[YOUR INSTRUCTIONS] Copy the data precisely, character for character, and leave out every picture.

[AVAILABLE DATA]
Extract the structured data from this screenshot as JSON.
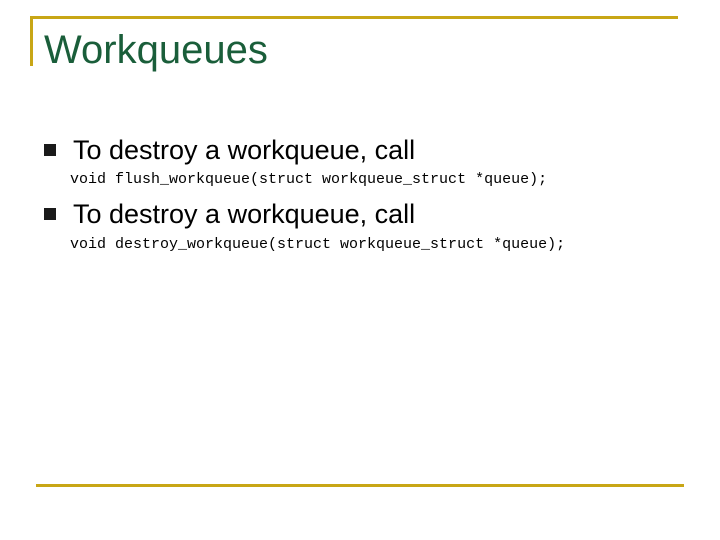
{
  "slide": {
    "title": "Workqueues",
    "bullets": [
      {
        "text": "To destroy a workqueue, call",
        "code": "void flush_workqueue(struct workqueue_struct *queue);"
      },
      {
        "text": "To destroy a workqueue, call",
        "code": "void destroy_workqueue(struct workqueue_struct *queue);"
      }
    ]
  },
  "colors": {
    "accent_frame": "#c8a616",
    "title": "#1a5e3a",
    "text": "#000000"
  },
  "icons": {
    "bullet": "square-bullet-icon"
  }
}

[FINAL RESULT]
Extract the structured data from this screenshot as JSON.
{
  "slide": {
    "title": "Workqueues",
    "bullets": [
      {
        "text": "To destroy a workqueue, call",
        "code": "void flush_workqueue(struct workqueue_struct *queue);"
      },
      {
        "text": "To destroy a workqueue, call",
        "code": "void destroy_workqueue(struct workqueue_struct *queue);"
      }
    ]
  },
  "colors": {
    "accent_frame": "#c8a616",
    "title": "#1a5e3a",
    "text": "#000000"
  },
  "icons": {
    "bullet": "square-bullet-icon"
  }
}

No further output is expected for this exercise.